- SHORT EXERCISE -
Determine how many lines of the entries contain "размере". Reply with that number alone.

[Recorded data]
************
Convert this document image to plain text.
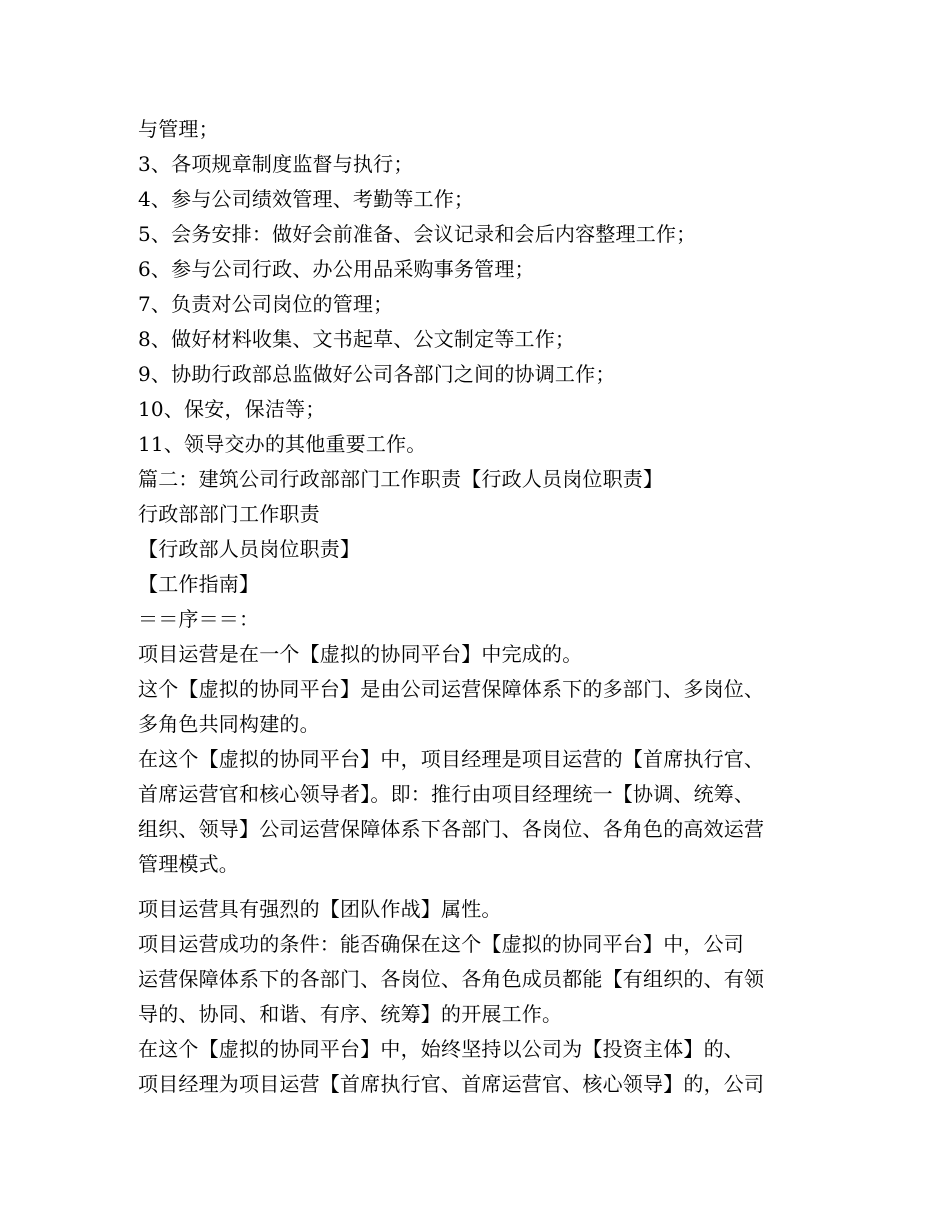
与管理；
3、各项规章制度监督与执行；
4、参与公司绩效管理、考勤等工作；
5、会务安排：做好会前准备、会议记录和会后内容整理工作；
6、参与公司行政、办公用品采购事务管理；
7、负责对公司岗位的管理；
8、做好材料收集、文书起草、公文制定等工作；
9、协助行政部总监做好公司各部门之间的协调工作；
10、保安，保洁等；
11、领导交办的其他重要工作。
篇二：建筑公司行政部部门工作职责【行政人员岗位职责】
行政部部门工作职责
【行政部人员岗位职责】
【工作指南】
＝＝序＝＝：
项目运营是在一个【虚拟的协同平台】中完成的。
这个【虚拟的协同平台】是由公司运营保障体系下的多部门、多岗位、
多角色共同构建的。
在这个【虚拟的协同平台】中，项目经理是项目运营的【首席执行官、
首席运营官和核心领导者】。即：推行由项目经理统一【协调、统筹、
组织、领导】公司运营保障体系下各部门、各岗位、各角色的高效运营
管理模式。
项目运营具有强烈的【团队作战】属性。
项目运营成功的条件：能否确保在这个【虚拟的协同平台】中，公司
运营保障体系下的各部门、各岗位、各角色成员都能【有组织的、有领
导的、协同、和谐、有序、统筹】的开展工作。
在这个【虚拟的协同平台】中，始终坚持以公司为【投资主体】的、
项目经理为项目运营【首席执行官、首席运营官、核心领导】的，公司
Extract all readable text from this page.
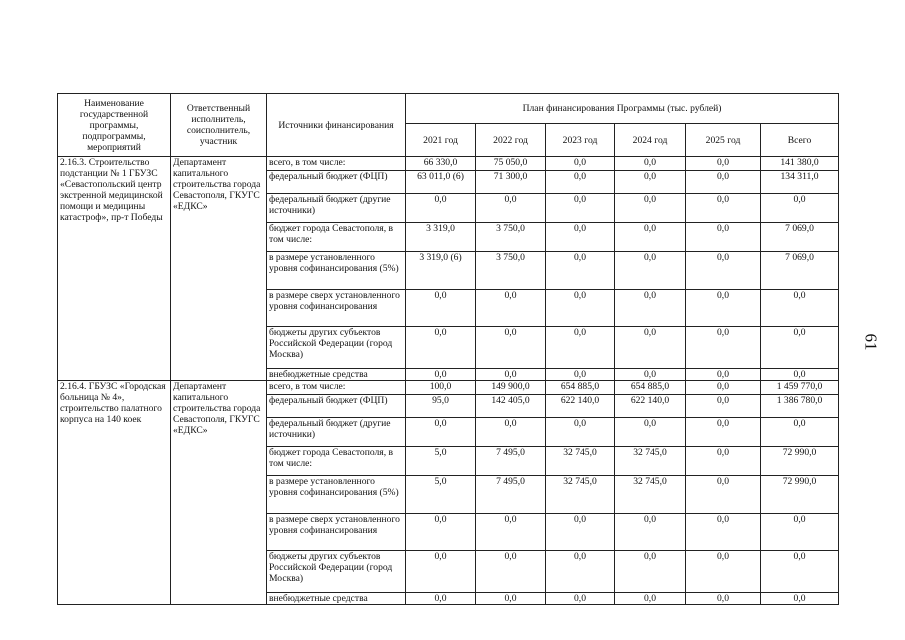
Наименование государственной программы, подпрограммы, мероприятий	Ответственный исполнитель, соисполнитель, участник	Источники финансирования	План финансирования Программы (тыс. рублей)					
			2021 год	2022 год	2023 год	2024 год	2025 год	Всего
2.16.3. Строительство подстанции № 1 ГБУЗС «Севастопольский центр экстренной медицинской помощи и медицины катастроф», пр-т Победы	Департамент капитального строительства города Севастополя, ГКУГС «ЕДКС»	всего, в том числе:	66 330,0	75 050,0	0,0	0,0	0,0	141 380,0
		федеральный бюджет (ФЦП)	63 011,0 (6)	71 300,0	0,0	0,0	0,0	134 311,0
		федеральный бюджет (другие источники)	0,0	0,0	0,0	0,0	0,0	0,0
		бюджет города Севастополя, в том числе:	3 319,0	3 750,0	0,0	0,0	0,0	7 069,0
		в размере установленного уровня софинансирования (5%)	3 319,0 (6)	3 750,0	0,0	0,0	0,0	7 069,0
		в размере сверх установленного уровня софинансирования	0,0	0,0	0,0	0,0	0,0	0,0
		бюджеты других субъектов Российской Федерации (город Москва)	0,0	0,0	0,0	0,0	0,0	0,0
		внебюджетные средства	0,0	0,0	0,0	0,0	0,0	0,0
2.16.4. ГБУЗС «Городская больница № 4», строительство палатного корпуса на 140 коек	Департамент капитального строительства города Севастополя, ГКУГС «ЕДКС»	всего, в том числе:	100,0	149 900,0	654 885,0	654 885,0	0,0	1 459 770,0
		федеральный бюджет (ФЦП)	95,0	142 405,0	622 140,0	622 140,0	0,0	1 386 780,0
		федеральный бюджет (другие источники)	0,0	0,0	0,0	0,0	0,0	0,0
		бюджет города Севастополя, в том числе:	5,0	7 495,0	32 745,0	32 745,0	0,0	72 990,0
		в размере установленного уровня софинансирования (5%)	5,0	7 495,0	32 745,0	32 745,0	0,0	72 990,0
		в размере сверх установленного уровня софинансирования	0,0	0,0	0,0	0,0	0,0	0,0
		бюджеты других субъектов Российской Федерации (город Москва)	0,0	0,0	0,0	0,0	0,0	0,0
		внебюджетные средства	0,0	0,0	0,0	0,0	0,0	0,0
61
************
- TASK SOLUTION -
4